### PROBLEM TO SOLVE
Extract all lines containing "name".

#### AVAILABLE RECORDS ####

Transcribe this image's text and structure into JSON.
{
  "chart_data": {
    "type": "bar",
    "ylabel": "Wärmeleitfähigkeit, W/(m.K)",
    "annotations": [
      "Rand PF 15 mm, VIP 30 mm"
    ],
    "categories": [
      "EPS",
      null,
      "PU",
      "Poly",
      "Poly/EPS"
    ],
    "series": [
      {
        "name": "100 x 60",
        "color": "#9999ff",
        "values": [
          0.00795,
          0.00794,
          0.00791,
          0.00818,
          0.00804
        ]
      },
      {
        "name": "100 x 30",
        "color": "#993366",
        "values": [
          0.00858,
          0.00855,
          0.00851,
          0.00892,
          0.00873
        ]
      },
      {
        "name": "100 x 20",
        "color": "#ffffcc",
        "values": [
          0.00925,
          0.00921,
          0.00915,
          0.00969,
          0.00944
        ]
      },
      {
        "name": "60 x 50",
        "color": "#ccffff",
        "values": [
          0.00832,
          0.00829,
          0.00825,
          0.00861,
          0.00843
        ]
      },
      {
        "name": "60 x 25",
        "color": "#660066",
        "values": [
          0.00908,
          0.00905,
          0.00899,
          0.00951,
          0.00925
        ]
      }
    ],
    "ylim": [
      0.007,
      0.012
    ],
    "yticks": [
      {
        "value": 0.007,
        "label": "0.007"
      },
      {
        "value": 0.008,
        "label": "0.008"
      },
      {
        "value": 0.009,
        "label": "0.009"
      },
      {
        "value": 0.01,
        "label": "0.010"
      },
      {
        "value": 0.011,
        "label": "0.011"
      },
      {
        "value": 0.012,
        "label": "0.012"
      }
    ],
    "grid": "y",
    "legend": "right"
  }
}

####
#### AVAILABLE RECORDS ####

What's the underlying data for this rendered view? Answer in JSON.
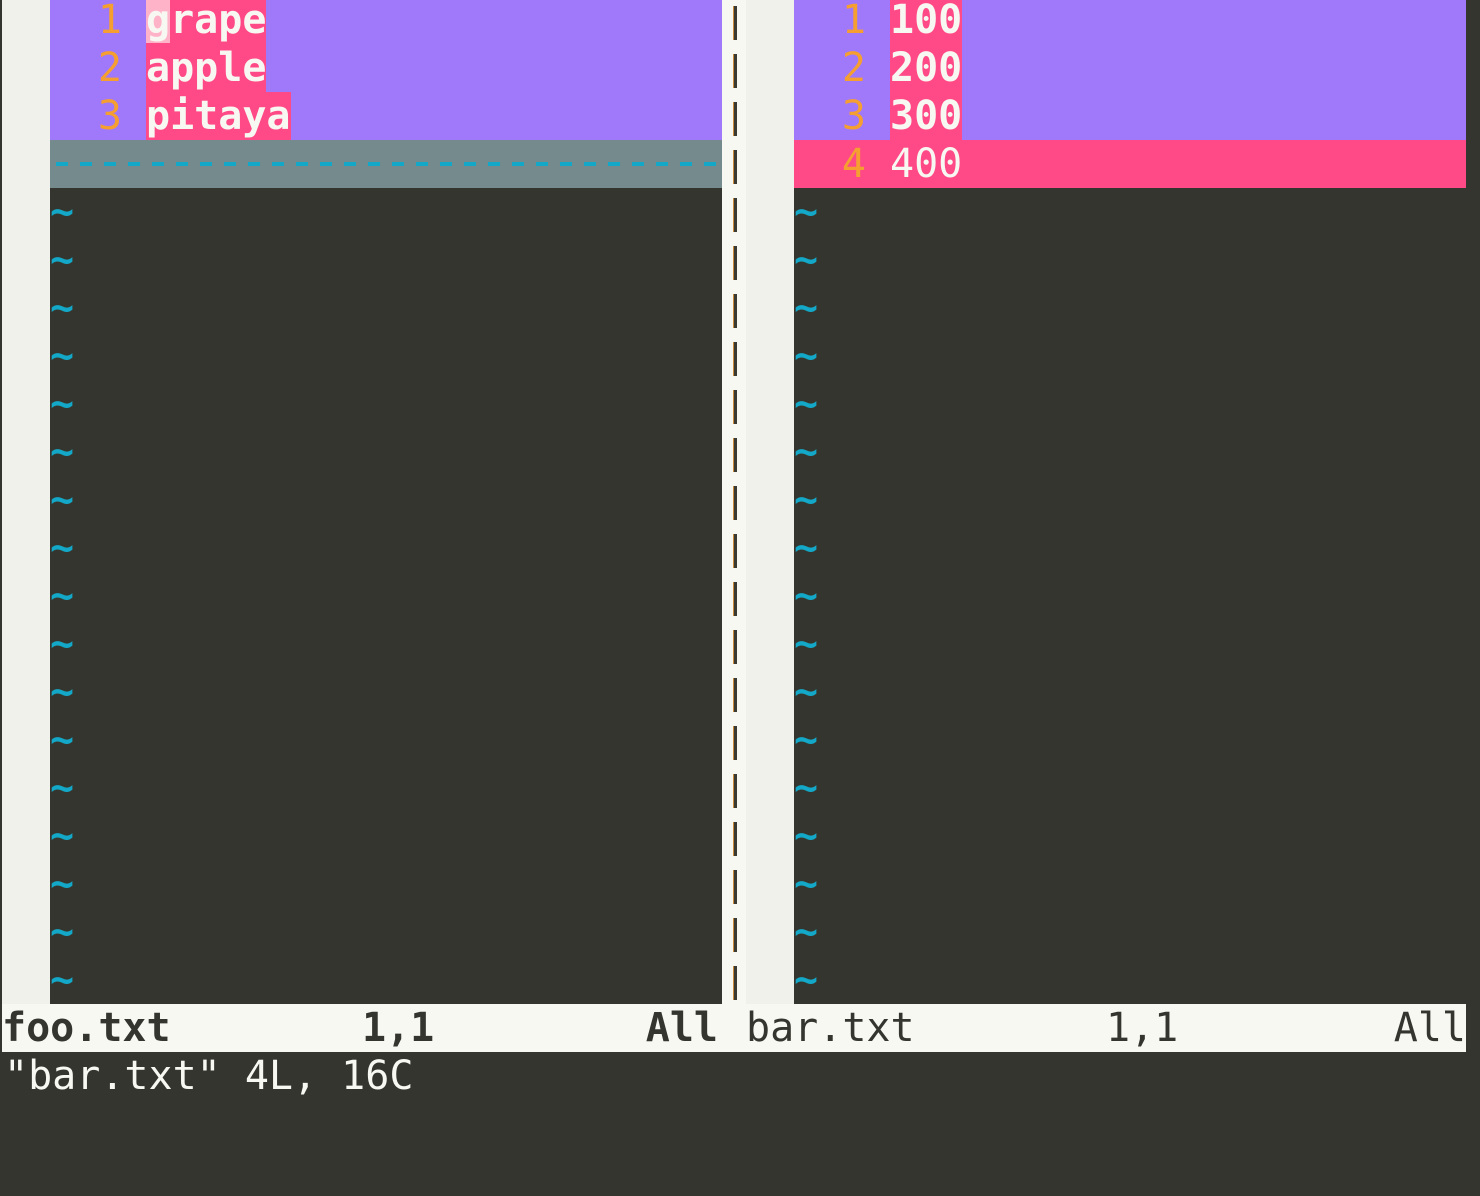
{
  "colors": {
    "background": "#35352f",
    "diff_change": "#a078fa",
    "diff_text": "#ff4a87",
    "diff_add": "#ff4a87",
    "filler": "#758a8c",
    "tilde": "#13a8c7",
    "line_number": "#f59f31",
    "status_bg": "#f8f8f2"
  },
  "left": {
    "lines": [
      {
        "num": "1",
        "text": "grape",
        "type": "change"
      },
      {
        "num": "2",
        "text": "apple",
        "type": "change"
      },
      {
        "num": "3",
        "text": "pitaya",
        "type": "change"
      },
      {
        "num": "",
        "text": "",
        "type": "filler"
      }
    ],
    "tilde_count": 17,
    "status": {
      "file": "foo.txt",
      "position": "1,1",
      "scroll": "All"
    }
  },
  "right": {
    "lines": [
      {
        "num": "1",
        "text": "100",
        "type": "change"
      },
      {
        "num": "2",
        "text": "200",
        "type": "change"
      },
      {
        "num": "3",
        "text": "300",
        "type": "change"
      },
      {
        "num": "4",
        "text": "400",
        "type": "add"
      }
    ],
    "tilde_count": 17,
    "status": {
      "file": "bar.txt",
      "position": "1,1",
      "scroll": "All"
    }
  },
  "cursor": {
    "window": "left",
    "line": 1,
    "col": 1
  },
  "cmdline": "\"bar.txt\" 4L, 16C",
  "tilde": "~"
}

####

### FINAL ANSWER
        "name": "100 x 60",
        "name": "100 x 30",
        "name": "100 x 20",
        "name": "60 x 50",
        "name": "60 x 25",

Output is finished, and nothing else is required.